Collected data:
++++++++++
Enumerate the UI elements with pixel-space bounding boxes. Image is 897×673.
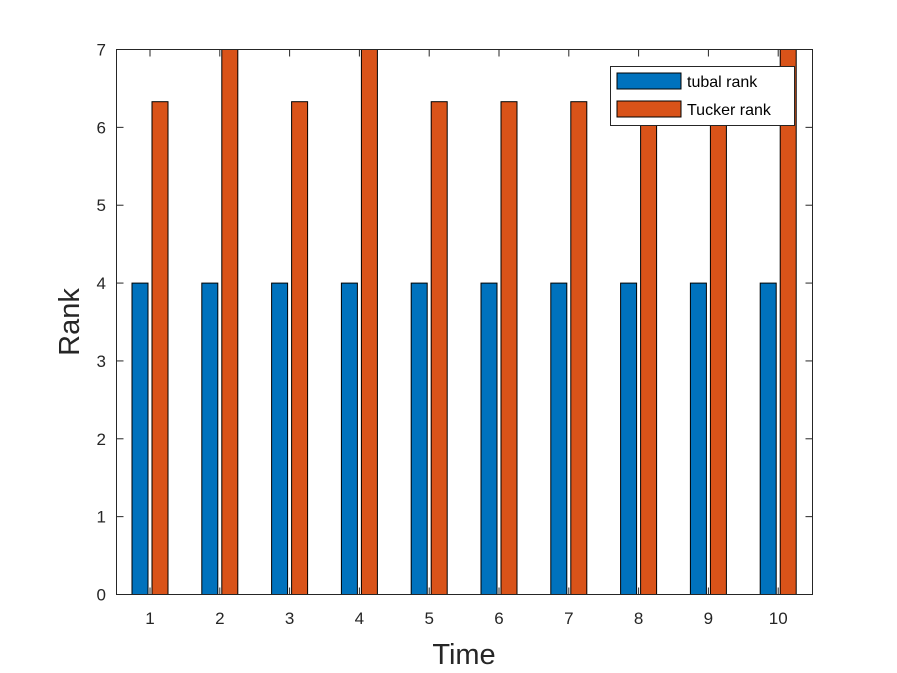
x-tick-label-2: 2 [215, 609, 224, 628]
y-tick-label-6: 6 [97, 118, 106, 137]
y-tick-label-5: 5 [97, 196, 106, 215]
legend: tubal rank Tucker rank [610, 66, 795, 126]
bar-tucker-rank-7 [570, 101, 588, 595]
bar-tucker-rank-2 [221, 49, 239, 595]
bar-tubal-rank-1 [131, 282, 149, 595]
y-tick-label-0: 0 [97, 586, 106, 605]
bar-tubal-rank-7 [550, 282, 568, 595]
bar-tubal-rank-8 [620, 282, 638, 595]
plot-area-frame [116, 49, 813, 595]
legend-label-tubal-rank: tubal rank [687, 74, 758, 91]
bar-tubal-rank-3 [271, 282, 289, 595]
bar-tucker-rank-6 [500, 101, 518, 595]
bar-tubal-rank-6 [480, 282, 498, 595]
y-tick-label-3: 3 [97, 352, 106, 371]
x-tick-label-9: 9 [704, 609, 713, 628]
bar-tucker-rank-1 [151, 101, 169, 595]
legend-swatch-tucker-rank [616, 100, 682, 118]
bar-tucker-rank-5 [430, 101, 448, 595]
bars-layer [131, 49, 797, 595]
bar-tucker-rank-9 [709, 101, 727, 595]
bar-tubal-rank-2 [201, 282, 219, 595]
x-tick-label-4: 4 [355, 609, 364, 628]
bar-tubal-rank-4 [340, 282, 358, 595]
bar-tucker-rank-3 [291, 101, 309, 595]
x-axis-title: Time [432, 639, 495, 671]
x-tick-label-7: 7 [564, 609, 573, 628]
x-tick-label-10: 10 [769, 609, 788, 628]
y-tick-label-7: 7 [97, 41, 106, 60]
bar-tubal-rank-10 [759, 282, 777, 595]
y-tick-label-2: 2 [97, 430, 106, 449]
legend-label-tucker-rank: Tucker rank [687, 102, 772, 119]
x-tick-label-3: 3 [285, 609, 294, 628]
x-tick-label-6: 6 [494, 609, 503, 628]
x-tick-label-1: 1 [145, 609, 154, 628]
legend-swatch-tubal-rank [616, 72, 682, 90]
bar-tubal-rank-5 [410, 282, 428, 595]
y-tick-label-4: 4 [97, 274, 106, 293]
x-tick-label-5: 5 [424, 609, 433, 628]
bar-tucker-rank-10 [779, 49, 797, 595]
bar-tucker-rank-4 [360, 49, 378, 595]
bar-tucker-rank-8 [640, 101, 658, 595]
bar-tubal-rank-9 [689, 282, 707, 595]
y-axis-title: Rank [54, 288, 86, 356]
y-tick-label-1: 1 [97, 508, 106, 527]
x-tick-label-8: 8 [634, 609, 643, 628]
ticks-layer: 1 2 3 4 5 6 7 8 9 10 0 1 2 3 4 5 6 7 [97, 41, 813, 628]
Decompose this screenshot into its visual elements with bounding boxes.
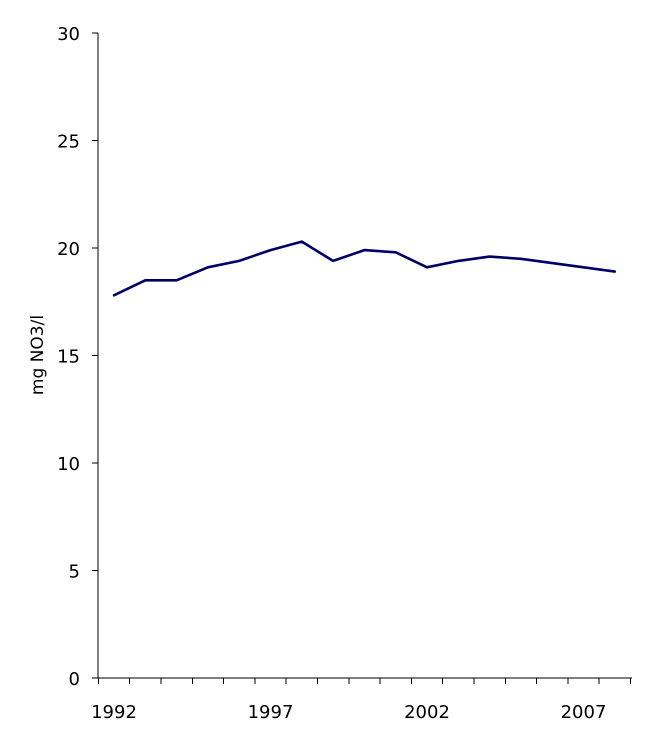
x-tick-label: 1997 [248, 702, 294, 723]
y-tick-label: 15 [57, 347, 80, 368]
series-line [112, 240, 617, 297]
y-tick-label: 20 [57, 239, 80, 260]
plot-area: 0 5 10 15 20 25 30 1992 1997 2002 2007 [57, 24, 632, 723]
y-tick-label: 5 [69, 562, 80, 583]
y-tick-label: 30 [57, 24, 80, 45]
y-axis-title: mg NO3/l [28, 315, 48, 395]
y-tick-label: 25 [57, 132, 80, 153]
y-tick-label: 10 [57, 454, 80, 475]
x-tick-label: 2007 [561, 702, 607, 723]
x-tick-label: 2002 [404, 702, 450, 723]
y-tick-label: 0 [69, 669, 80, 690]
x-tick-label: 1992 [91, 702, 137, 723]
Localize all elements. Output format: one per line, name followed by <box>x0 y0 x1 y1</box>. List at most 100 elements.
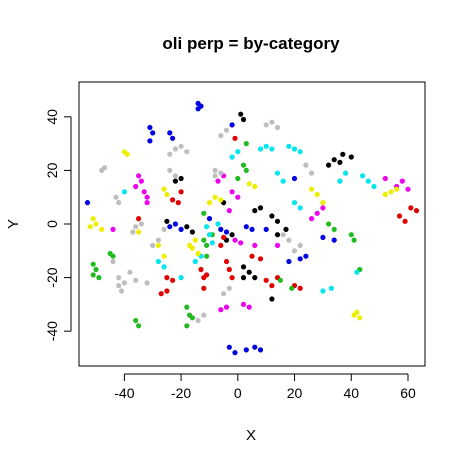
point-magenta-24 <box>240 301 247 307</box>
point-magenta-1 <box>138 178 144 184</box>
point-gray-5 <box>138 221 144 227</box>
point-cyan-24 <box>161 264 167 270</box>
point-red-14 <box>226 266 232 273</box>
point-magenta-6 <box>215 178 221 184</box>
point-gray-11 <box>118 288 125 294</box>
y-tick-label: -20 <box>44 267 60 287</box>
point-red-23 <box>396 213 403 219</box>
point-blue-15 <box>243 224 249 230</box>
point-gray-7 <box>127 269 133 275</box>
y-tick-label: 20 <box>44 162 60 178</box>
x-tick-label: -40 <box>114 385 134 401</box>
x-tick-label: -20 <box>171 385 191 401</box>
point-yellow-9 <box>189 245 195 251</box>
point-gray-27 <box>274 124 281 131</box>
point-yellow-5 <box>124 151 130 157</box>
point-cyan-10 <box>269 146 275 152</box>
point-yellow-14 <box>206 200 213 206</box>
point-magenta-18 <box>382 175 388 182</box>
chart-title: oli perp = by-category <box>162 34 340 53</box>
point-gray-25 <box>263 122 269 128</box>
point-blue-20 <box>297 256 303 262</box>
point-green-23 <box>351 237 357 243</box>
point-black-10 <box>257 205 264 211</box>
point-blue-2 <box>150 130 156 136</box>
point-red-11 <box>221 234 227 240</box>
point-green-22 <box>348 232 354 238</box>
point-gray-8 <box>133 277 139 283</box>
point-cyan-26 <box>328 285 334 291</box>
point-blue-0 <box>84 200 91 206</box>
point-green-8 <box>184 304 190 310</box>
point-cyan-2 <box>209 240 215 246</box>
point-green-14 <box>204 253 210 259</box>
point-green-7 <box>136 323 142 329</box>
y-axis-label: Y <box>5 219 22 229</box>
point-red-16 <box>249 253 255 259</box>
point-magenta-10 <box>226 208 232 214</box>
point-magenta-22 <box>218 307 224 313</box>
point-black-9 <box>252 208 258 214</box>
point-green-21 <box>331 226 337 232</box>
point-blue-4 <box>167 130 173 136</box>
point-cyan-13 <box>297 149 303 155</box>
point-cyan-12 <box>291 146 298 152</box>
point-black-25 <box>274 232 281 238</box>
point-cyan-17 <box>297 205 303 211</box>
point-gray-4 <box>133 224 139 230</box>
point-blue-10 <box>172 221 178 227</box>
point-blue-29 <box>229 122 235 128</box>
point-gray-26 <box>269 119 275 125</box>
point-yellow-12 <box>212 194 218 200</box>
point-magenta-3 <box>141 189 147 195</box>
x-tick-label: 0 <box>234 385 242 401</box>
point-magenta-5 <box>144 200 150 206</box>
point-red-17 <box>257 256 264 262</box>
point-gray-31 <box>150 242 156 248</box>
point-blue-28 <box>257 347 264 353</box>
point-yellow-18 <box>314 191 320 198</box>
series-black <box>164 111 354 302</box>
point-black-23 <box>283 226 289 232</box>
point-green-3 <box>96 275 102 281</box>
point-gray-10 <box>116 283 122 289</box>
point-green-0 <box>90 261 96 267</box>
point-green-17 <box>235 175 241 182</box>
point-green-6 <box>133 317 139 324</box>
point-black-5 <box>326 162 332 168</box>
point-gray-12 <box>116 275 122 281</box>
point-cyan-22 <box>371 183 377 190</box>
y-axis: -40 -20 0 20 40 <box>44 109 72 341</box>
point-red-18 <box>263 277 269 283</box>
point-black-6 <box>337 159 343 165</box>
point-yellow-19 <box>320 200 326 206</box>
series-gray <box>99 119 315 324</box>
point-blue-1 <box>147 124 153 131</box>
point-gray-18 <box>172 173 178 179</box>
point-gray-16 <box>184 149 190 155</box>
point-gray-21 <box>218 170 224 176</box>
point-red-24 <box>402 218 408 224</box>
point-magenta-0 <box>136 173 142 179</box>
plot-frame <box>78 81 426 367</box>
point-gray-34 <box>195 317 201 324</box>
point-black-15 <box>229 232 235 238</box>
point-green-2 <box>90 272 96 278</box>
point-yellow-15 <box>246 181 252 187</box>
point-green-15 <box>240 162 247 168</box>
point-gray-22 <box>212 173 218 179</box>
x-axis-label: X <box>246 427 256 444</box>
point-blue-25 <box>232 350 238 356</box>
point-gray-19 <box>167 167 173 173</box>
point-green-25 <box>289 285 295 291</box>
point-yellow-3 <box>99 226 105 232</box>
x-tick-label: 40 <box>343 385 359 401</box>
point-black-0 <box>238 111 244 117</box>
point-black-1 <box>240 116 247 123</box>
point-gray-38 <box>221 291 227 297</box>
point-black-7 <box>172 178 178 184</box>
point-magenta-15 <box>309 216 315 222</box>
point-green-27 <box>243 141 249 147</box>
point-red-22 <box>297 285 303 291</box>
++++++++++
[Stated problem]: Please rewrite the items starting with the line with "x-tick-label-2: 2 [215, 609, 224, 628]" and going on through the line with "bar-tucker-rank-2 [221, 49, 239, 595]", replacing "legend" with "key" and leaving everything else unchanged.

[Task answer]:
x-tick-label-2: 2 [215, 609, 224, 628]
y-tick-label-6: 6 [97, 118, 106, 137]
y-tick-label-5: 5 [97, 196, 106, 215]
key: tubal rank Tucker rank [610, 66, 795, 126]
bar-tucker-rank-7 [570, 101, 588, 595]
bar-tucker-rank-2 [221, 49, 239, 595]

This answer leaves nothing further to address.